→ Problem to solve
Write out the data below exactly as given, without any of its pictures.

:::::

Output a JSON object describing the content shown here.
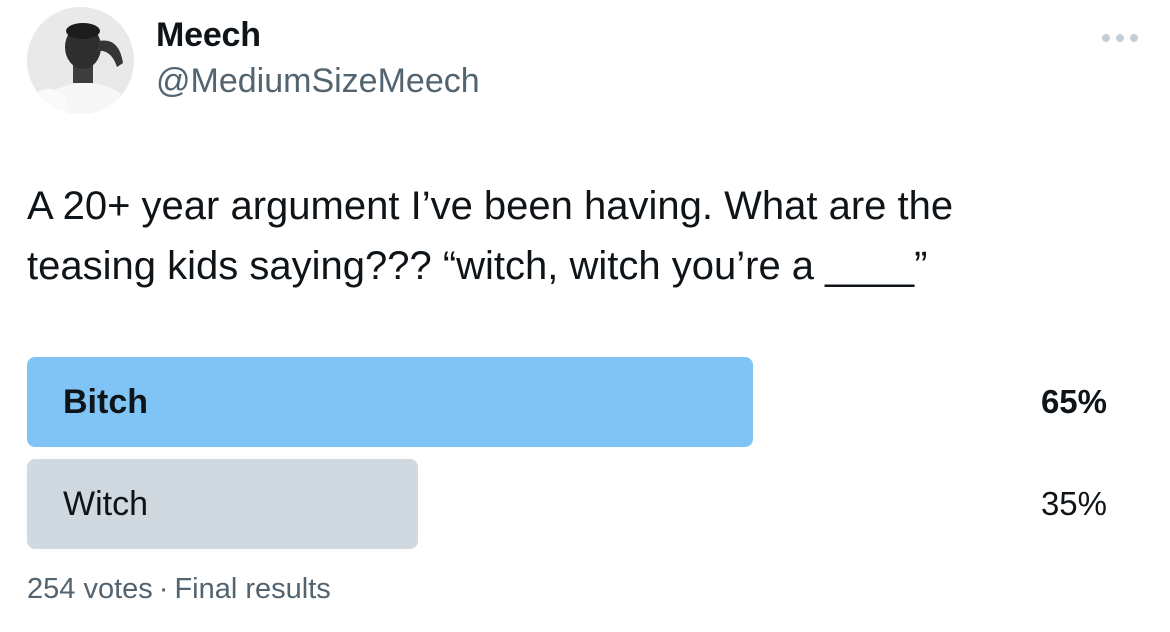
{
  "user": {
    "display_name": "Meech",
    "handle": "@MediumSizeMeech",
    "avatar_icon": "profile-photo"
  },
  "more_icon": "ellipsis-icon",
  "tweet": {
    "line1": "A 20+ year argument I’ve been having. What are the",
    "line2": "teasing kids saying??? “witch, witch you’re a ____”"
  },
  "poll": {
    "options": [
      {
        "label": "Bitch",
        "percent_label": "65%",
        "fraction": 0.65,
        "winner": true,
        "bar_color": "#7fc4f5"
      },
      {
        "label": "Witch",
        "percent_label": "35%",
        "fraction": 0.35,
        "winner": false,
        "bar_color": "#d0d9e0"
      }
    ],
    "votes": "254 votes",
    "separator": "·",
    "status": "Final results"
  }
}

:::::

→ Full answer
Output a JSON object describing the content shown here.
{
  "user": {
    "display_name": "Meech",
    "handle": "@MediumSizeMeech",
    "avatar_icon": "profile-photo"
  },
  "more_icon": "ellipsis-icon",
  "tweet": {
    "line1": "A 20+ year argument I’ve been having. What are the",
    "line2": "teasing kids saying??? “witch, witch you’re a ____”"
  },
  "poll": {
    "options": [
      {
        "label": "Bitch",
        "percent_label": "65%",
        "fraction": 0.65,
        "winner": true,
        "bar_color": "#7fc4f5"
      },
      {
        "label": "Witch",
        "percent_label": "35%",
        "fraction": 0.35,
        "winner": false,
        "bar_color": "#d0d9e0"
      }
    ],
    "votes": "254 votes",
    "separator": "·",
    "status": "Final results"
  }
}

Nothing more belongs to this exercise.